WORK TO BE COMPLETED:
Can you retype every record below exactly as written?

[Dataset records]

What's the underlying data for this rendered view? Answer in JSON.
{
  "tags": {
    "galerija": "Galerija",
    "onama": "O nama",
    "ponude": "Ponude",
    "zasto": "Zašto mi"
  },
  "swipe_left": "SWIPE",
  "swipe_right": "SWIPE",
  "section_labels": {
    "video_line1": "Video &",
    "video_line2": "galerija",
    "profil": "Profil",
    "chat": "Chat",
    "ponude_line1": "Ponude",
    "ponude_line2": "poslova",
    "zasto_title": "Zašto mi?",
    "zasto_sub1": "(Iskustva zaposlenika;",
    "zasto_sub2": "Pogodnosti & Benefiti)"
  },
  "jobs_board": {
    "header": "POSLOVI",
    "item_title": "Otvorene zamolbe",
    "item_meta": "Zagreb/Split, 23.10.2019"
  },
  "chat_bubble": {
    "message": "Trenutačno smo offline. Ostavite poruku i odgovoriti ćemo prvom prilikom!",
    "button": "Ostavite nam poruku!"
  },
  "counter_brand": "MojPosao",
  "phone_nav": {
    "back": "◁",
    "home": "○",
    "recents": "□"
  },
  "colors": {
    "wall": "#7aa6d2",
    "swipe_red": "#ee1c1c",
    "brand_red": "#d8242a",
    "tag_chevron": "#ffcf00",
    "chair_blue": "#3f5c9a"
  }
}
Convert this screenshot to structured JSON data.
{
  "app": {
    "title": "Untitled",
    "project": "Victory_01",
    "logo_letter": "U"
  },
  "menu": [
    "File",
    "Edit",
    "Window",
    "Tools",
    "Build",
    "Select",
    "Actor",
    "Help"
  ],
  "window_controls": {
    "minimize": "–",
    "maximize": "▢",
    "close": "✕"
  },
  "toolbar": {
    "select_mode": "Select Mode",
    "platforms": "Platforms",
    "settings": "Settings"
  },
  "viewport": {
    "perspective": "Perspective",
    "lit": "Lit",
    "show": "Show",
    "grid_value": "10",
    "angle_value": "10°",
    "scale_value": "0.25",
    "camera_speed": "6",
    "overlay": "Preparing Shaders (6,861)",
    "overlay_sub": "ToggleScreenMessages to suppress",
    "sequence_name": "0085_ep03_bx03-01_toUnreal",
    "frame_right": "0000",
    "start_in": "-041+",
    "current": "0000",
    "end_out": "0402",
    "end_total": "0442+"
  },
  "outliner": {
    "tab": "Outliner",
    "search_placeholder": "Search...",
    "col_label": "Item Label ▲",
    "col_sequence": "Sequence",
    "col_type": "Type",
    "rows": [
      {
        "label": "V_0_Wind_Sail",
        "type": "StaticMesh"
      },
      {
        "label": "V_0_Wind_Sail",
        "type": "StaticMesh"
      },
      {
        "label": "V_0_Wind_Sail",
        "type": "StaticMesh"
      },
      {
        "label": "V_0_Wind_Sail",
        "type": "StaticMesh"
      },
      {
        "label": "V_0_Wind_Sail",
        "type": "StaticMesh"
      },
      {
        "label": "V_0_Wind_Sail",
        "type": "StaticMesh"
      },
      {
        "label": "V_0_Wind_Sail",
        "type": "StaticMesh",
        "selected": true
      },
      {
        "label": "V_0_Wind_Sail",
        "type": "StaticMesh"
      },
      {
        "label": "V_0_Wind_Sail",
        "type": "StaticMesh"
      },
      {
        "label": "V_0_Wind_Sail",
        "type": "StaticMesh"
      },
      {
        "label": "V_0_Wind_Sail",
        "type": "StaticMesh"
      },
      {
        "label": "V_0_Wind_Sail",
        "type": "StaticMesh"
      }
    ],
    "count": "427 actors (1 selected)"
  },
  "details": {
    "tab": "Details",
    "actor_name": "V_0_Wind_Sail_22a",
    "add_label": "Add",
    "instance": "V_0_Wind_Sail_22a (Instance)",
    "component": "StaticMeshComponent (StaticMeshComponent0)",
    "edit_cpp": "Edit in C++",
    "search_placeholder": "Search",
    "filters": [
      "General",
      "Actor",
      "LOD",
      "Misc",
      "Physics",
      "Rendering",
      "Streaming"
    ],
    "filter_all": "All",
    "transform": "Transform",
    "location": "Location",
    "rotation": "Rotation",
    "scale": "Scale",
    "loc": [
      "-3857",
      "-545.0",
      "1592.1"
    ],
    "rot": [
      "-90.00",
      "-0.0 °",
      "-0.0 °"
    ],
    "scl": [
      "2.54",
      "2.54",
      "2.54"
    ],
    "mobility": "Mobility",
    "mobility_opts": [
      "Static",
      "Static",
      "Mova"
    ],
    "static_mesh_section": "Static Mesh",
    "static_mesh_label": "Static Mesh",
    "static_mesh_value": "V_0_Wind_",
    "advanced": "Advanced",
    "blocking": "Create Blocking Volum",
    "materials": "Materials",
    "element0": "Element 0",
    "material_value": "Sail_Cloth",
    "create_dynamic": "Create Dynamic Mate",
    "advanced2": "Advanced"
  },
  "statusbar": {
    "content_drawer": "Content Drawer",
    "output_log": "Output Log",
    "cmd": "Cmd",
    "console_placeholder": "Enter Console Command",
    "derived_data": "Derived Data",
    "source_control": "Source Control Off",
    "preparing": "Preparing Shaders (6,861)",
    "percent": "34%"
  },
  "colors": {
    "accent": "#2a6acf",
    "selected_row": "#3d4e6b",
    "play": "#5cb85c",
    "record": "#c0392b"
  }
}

WRITTEN SOLUTION:
What's the underlying data for this rendered view? Answer in JSON.
{
  "tags": {
    "galerija": "Galerija",
    "onama": "O nama",
    "ponude": "Ponude",
    "zasto": "Zašto mi"
  },
  "swipe_left": "SWIPE",
  "swipe_right": "SWIPE",
  "section_labels": {
    "video_line1": "Video &",
    "video_line2": "galerija",
    "profil": "Profil",
    "chat": "Chat",
    "ponude_line1": "Ponude",
    "ponude_line2": "poslova",
    "zasto_title": "Zašto mi?",
    "zasto_sub1": "(Iskustva zaposlenika;",
    "zasto_sub2": "Pogodnosti & Benefiti)"
  },
  "jobs_board": {
    "header": "POSLOVI",
    "item_title": "Otvorene zamolbe",
    "item_meta": "Zagreb/Split, 23.10.2019"
  },
  "chat_bubble": {
    "message": "Trenutačno smo offline. Ostavite poruku i odgovoriti ćemo prvom prilikom!",
    "button": "Ostavite nam poruku!"
  },
  "counter_brand": "MojPosao",
  "phone_nav": {
    "back": "◁",
    "home": "○",
    "recents": "□"
  },
  "colors": {
    "wall": "#7aa6d2",
    "swipe_red": "#ee1c1c",
    "brand_red": "#d8242a",
    "tag_chevron": "#ffcf00",
    "chair_blue": "#3f5c9a"
  }
}
Convert this screenshot to structured JSON data.
{
  "app": {
    "title": "Untitled",
    "project": "Victory_01",
    "logo_letter": "U"
  },
  "menu": [
    "File",
    "Edit",
    "Window",
    "Tools",
    "Build",
    "Select",
    "Actor",
    "Help"
  ],
  "window_controls": {
    "minimize": "–",
    "maximize": "▢",
    "close": "✕"
  },
  "toolbar": {
    "select_mode": "Select Mode",
    "platforms": "Platforms",
    "settings": "Settings"
  },
  "viewport": {
    "perspective": "Perspective",
    "lit": "Lit",
    "show": "Show",
    "grid_value": "10",
    "angle_value": "10°",
    "scale_value": "0.25",
    "camera_speed": "6",
    "overlay": "Preparing Shaders (6,861)",
    "overlay_sub": "ToggleScreenMessages to suppress",
    "sequence_name": "0085_ep03_bx03-01_toUnreal",
    "frame_right": "0000",
    "start_in": "-041+",
    "current": "0000",
    "end_out": "0402",
    "end_total": "0442+"
  },
  "outliner": {
    "tab": "Outliner",
    "search_placeholder": "Search...",
    "col_label": "Item Label ▲",
    "col_sequence": "Sequence",
    "col_type": "Type",
    "rows": [
      {
        "label": "V_0_Wind_Sail",
        "type": "StaticMesh"
      },
      {
        "label": "V_0_Wind_Sail",
        "type": "StaticMesh"
      },
      {
        "label": "V_0_Wind_Sail",
        "type": "StaticMesh"
      },
      {
        "label": "V_0_Wind_Sail",
        "type": "StaticMesh"
      },
      {
        "label": "V_0_Wind_Sail",
        "type": "StaticMesh"
      },
      {
        "label": "V_0_Wind_Sail",
        "type": "StaticMesh"
      },
      {
        "label": "V_0_Wind_Sail",
        "type": "StaticMesh",
        "selected": true
      },
      {
        "label": "V_0_Wind_Sail",
        "type": "StaticMesh"
      },
      {
        "label": "V_0_Wind_Sail",
        "type": "StaticMesh"
      },
      {
        "label": "V_0_Wind_Sail",
        "type": "StaticMesh"
      },
      {
        "label": "V_0_Wind_Sail",
        "type": "StaticMesh"
      },
      {
        "label": "V_0_Wind_Sail",
        "type": "StaticMesh"
      }
    ],
    "count": "427 actors (1 selected)"
  },
  "details": {
    "tab": "Details",
    "actor_name": "V_0_Wind_Sail_22a",
    "add_label": "Add",
    "instance": "V_0_Wind_Sail_22a (Instance)",
    "component": "StaticMeshComponent (StaticMeshComponent0)",
    "edit_cpp": "Edit in C++",
    "search_placeholder": "Search",
    "filters": [
      "General",
      "Actor",
      "LOD",
      "Misc",
      "Physics",
      "Rendering",
      "Streaming"
    ],
    "filter_all": "All",
    "transform": "Transform",
    "location": "Location",
    "rotation": "Rotation",
    "scale": "Scale",
    "loc": [
      "-3857",
      "-545.0",
      "1592.1"
    ],
    "rot": [
      "-90.00",
      "-0.0 °",
      "-0.0 °"
    ],
    "scl": [
      "2.54",
      "2.54",
      "2.54"
    ],
    "mobility": "Mobility",
    "mobility_opts": [
      "Static",
      "Static",
      "Mova"
    ],
    "static_mesh_section": "Static Mesh",
    "static_mesh_label": "Static Mesh",
    "static_mesh_value": "V_0_Wind_",
    "advanced": "Advanced",
    "blocking": "Create Blocking Volum",
    "materials": "Materials",
    "element0": "Element 0",
    "material_value": "Sail_Cloth",
    "create_dynamic": "Create Dynamic Mate",
    "advanced2": "Advanced"
  },
  "statusbar": {
    "content_drawer": "Content Drawer",
    "output_log": "Output Log",
    "cmd": "Cmd",
    "console_placeholder": "Enter Console Command",
    "derived_data": "Derived Data",
    "source_control": "Source Control Off",
    "preparing": "Preparing Shaders (6,861)",
    "percent": "34%"
  },
  "colors": {
    "accent": "#2a6acf",
    "selected_row": "#3d4e6b",
    "play": "#5cb85c",
    "record": "#c0392b"
  }
}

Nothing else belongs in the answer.